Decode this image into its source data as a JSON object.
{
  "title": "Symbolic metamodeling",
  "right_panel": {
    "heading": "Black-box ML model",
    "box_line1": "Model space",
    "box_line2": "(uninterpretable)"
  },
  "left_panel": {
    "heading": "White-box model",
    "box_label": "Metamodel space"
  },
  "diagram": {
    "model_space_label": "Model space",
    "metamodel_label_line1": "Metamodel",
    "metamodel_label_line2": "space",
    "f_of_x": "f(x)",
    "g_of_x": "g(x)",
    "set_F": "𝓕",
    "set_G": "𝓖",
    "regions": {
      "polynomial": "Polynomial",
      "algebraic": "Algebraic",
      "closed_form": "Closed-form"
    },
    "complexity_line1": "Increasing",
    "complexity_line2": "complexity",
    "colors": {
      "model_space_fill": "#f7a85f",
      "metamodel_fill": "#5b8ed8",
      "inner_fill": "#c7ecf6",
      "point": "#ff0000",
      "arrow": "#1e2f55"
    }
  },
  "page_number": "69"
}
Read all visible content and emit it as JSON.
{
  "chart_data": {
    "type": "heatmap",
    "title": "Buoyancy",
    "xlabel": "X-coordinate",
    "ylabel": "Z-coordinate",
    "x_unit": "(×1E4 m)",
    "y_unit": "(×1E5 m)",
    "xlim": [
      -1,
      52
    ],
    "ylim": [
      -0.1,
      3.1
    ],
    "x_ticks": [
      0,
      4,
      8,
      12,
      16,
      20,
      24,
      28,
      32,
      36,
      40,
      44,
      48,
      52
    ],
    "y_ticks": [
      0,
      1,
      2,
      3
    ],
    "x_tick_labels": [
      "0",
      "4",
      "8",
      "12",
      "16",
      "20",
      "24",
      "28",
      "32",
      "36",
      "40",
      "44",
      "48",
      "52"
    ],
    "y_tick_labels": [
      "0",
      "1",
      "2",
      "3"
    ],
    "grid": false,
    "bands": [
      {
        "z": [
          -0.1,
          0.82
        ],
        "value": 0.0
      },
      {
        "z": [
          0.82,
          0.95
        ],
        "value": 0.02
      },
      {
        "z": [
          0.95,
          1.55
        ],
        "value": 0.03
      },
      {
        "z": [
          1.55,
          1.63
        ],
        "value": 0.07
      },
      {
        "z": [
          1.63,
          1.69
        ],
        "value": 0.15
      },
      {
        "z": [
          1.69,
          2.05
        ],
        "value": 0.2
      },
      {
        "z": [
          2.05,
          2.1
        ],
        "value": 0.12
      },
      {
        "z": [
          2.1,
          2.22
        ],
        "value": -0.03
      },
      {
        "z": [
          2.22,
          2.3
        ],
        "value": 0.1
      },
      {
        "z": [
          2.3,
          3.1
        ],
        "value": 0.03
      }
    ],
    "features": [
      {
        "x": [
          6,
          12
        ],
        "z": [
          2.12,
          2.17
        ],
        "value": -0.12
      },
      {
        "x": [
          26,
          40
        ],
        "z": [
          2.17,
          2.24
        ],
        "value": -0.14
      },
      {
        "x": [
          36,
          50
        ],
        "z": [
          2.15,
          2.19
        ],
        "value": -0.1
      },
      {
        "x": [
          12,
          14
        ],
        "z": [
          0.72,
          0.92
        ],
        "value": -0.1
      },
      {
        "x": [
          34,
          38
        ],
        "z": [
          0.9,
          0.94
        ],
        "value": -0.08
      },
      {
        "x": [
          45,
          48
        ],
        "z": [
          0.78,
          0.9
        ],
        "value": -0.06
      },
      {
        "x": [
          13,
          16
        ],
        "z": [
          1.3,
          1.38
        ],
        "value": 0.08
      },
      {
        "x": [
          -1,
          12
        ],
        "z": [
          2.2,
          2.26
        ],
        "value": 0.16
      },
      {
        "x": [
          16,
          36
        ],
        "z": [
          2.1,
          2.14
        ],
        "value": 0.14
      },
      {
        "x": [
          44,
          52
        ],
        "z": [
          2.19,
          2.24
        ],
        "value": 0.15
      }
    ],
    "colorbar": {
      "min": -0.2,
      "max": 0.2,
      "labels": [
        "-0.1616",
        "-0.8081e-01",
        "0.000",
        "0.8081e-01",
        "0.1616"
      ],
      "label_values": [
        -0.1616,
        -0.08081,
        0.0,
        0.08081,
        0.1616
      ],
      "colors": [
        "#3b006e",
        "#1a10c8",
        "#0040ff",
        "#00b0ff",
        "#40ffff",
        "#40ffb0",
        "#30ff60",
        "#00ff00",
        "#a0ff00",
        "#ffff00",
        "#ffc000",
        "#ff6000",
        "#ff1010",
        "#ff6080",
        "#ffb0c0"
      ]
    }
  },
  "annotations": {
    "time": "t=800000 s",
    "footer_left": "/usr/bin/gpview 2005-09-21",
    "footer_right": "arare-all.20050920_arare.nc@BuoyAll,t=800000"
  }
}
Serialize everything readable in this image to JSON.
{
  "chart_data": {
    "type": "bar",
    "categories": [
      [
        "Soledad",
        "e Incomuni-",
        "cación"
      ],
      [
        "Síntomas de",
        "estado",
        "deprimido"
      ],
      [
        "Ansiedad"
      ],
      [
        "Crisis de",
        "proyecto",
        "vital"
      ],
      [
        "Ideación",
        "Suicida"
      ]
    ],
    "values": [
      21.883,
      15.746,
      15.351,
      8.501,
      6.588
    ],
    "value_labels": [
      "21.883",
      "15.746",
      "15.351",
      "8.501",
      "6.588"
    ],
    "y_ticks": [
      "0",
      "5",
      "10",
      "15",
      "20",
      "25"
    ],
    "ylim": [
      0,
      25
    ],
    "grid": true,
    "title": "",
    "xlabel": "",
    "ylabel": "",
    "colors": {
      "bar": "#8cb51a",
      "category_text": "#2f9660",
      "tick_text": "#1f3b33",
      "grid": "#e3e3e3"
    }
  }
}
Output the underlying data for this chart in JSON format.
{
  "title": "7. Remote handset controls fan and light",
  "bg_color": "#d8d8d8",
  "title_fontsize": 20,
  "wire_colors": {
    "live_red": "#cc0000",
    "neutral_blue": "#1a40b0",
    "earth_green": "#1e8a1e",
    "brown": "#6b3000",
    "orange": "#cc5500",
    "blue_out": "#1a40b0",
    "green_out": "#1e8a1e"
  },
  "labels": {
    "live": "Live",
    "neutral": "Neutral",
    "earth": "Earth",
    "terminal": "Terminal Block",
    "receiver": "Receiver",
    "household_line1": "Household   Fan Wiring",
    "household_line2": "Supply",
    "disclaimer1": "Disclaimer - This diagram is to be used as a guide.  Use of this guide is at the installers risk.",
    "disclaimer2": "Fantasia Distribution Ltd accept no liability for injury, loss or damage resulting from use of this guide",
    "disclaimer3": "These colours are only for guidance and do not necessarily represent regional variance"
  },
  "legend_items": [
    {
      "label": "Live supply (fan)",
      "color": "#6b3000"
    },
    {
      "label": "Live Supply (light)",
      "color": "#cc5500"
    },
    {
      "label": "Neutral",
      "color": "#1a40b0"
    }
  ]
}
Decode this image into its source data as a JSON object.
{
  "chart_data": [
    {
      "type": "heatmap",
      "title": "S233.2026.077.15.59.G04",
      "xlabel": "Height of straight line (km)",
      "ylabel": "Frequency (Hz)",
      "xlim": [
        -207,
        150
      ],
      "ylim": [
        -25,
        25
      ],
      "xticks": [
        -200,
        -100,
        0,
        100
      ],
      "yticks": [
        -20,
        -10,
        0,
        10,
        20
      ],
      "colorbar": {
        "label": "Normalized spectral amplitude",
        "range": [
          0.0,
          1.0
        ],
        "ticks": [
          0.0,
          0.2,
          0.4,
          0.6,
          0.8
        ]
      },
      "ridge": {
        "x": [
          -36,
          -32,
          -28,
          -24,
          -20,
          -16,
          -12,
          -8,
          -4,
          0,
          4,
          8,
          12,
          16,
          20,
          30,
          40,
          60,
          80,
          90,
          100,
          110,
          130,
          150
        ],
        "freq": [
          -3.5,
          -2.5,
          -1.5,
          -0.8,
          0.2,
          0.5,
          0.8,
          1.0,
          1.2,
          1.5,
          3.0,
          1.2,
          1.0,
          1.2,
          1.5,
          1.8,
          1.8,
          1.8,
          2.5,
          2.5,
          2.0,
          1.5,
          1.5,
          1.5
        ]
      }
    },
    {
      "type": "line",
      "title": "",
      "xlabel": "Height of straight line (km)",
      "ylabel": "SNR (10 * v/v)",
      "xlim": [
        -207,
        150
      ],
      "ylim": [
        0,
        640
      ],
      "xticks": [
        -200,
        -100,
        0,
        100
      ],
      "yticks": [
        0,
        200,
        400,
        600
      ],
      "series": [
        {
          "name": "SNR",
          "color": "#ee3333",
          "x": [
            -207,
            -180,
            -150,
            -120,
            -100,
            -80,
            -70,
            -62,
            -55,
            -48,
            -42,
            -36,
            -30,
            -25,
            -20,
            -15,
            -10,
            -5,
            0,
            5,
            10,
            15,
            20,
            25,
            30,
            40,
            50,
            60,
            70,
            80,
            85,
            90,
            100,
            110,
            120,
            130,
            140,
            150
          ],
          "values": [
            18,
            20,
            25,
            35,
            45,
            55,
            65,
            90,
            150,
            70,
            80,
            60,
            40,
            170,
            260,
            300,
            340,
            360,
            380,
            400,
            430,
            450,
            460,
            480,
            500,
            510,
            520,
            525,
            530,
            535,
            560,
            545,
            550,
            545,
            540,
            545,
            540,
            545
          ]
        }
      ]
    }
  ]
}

● ● ● ● ●

From the data above, copy each line where the string "heading" appears.

    "heading": "Black-box ML model",
    "heading": "White-box model",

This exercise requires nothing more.